:: Short exercise ::
Copy, from the entries below, each line where the word "path" can be found.
══ Records for this exercise
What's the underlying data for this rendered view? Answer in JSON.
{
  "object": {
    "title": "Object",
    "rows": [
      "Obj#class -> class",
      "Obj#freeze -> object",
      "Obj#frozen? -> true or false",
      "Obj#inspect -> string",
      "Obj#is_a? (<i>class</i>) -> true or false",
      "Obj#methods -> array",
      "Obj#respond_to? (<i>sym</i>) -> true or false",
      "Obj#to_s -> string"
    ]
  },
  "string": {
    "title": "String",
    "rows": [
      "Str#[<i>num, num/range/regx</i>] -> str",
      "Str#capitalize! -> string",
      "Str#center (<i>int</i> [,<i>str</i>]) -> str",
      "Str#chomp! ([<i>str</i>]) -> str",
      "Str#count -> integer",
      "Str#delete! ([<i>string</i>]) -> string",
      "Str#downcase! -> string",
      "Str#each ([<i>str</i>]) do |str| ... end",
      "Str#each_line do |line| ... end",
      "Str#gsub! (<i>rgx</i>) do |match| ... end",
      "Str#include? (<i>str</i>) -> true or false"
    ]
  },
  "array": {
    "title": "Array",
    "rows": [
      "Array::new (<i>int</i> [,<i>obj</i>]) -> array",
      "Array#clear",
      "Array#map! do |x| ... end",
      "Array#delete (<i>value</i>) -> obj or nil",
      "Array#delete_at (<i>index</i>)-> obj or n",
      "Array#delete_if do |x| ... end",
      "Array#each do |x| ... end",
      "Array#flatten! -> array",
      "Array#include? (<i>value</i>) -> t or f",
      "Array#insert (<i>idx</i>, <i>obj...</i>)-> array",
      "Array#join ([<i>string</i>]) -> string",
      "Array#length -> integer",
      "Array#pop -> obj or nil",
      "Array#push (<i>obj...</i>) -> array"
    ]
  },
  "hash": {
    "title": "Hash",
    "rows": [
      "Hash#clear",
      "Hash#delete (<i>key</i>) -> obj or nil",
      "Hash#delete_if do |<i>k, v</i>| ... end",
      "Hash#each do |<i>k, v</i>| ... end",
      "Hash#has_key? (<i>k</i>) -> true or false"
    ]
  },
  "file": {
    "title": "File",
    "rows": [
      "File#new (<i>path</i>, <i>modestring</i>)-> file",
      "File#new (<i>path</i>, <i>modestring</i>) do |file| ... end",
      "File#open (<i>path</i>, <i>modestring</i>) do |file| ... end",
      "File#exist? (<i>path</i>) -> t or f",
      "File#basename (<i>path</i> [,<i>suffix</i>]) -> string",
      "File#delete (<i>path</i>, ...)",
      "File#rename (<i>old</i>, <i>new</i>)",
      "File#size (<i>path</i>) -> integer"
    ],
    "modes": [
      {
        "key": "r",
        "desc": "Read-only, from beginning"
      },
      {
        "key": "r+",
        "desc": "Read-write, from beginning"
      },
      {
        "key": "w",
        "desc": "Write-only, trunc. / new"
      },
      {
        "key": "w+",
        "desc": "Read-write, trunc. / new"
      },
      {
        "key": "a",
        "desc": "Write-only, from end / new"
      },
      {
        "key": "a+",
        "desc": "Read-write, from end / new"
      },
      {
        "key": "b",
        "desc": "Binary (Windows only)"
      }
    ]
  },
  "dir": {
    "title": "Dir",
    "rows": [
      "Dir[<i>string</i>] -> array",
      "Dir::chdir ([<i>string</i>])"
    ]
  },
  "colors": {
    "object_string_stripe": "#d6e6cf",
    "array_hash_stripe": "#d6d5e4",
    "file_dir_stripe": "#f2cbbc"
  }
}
════
:: Answer below ::
      "File#new (<i>path</i>, <i>modestring</i>)-> file",
      "File#new (<i>path</i>, <i>modestring</i>) do |file| ... end",
      "File#open (<i>path</i>, <i>modestring</i>) do |file| ... end",
      "File#exist? (<i>path</i>) -> t or f",
      "File#basename (<i>path</i> [,<i>suffix</i>]) -> string",
      "File#delete (<i>path</i>, ...)",
      "File#size (<i>path</i>) -> integer"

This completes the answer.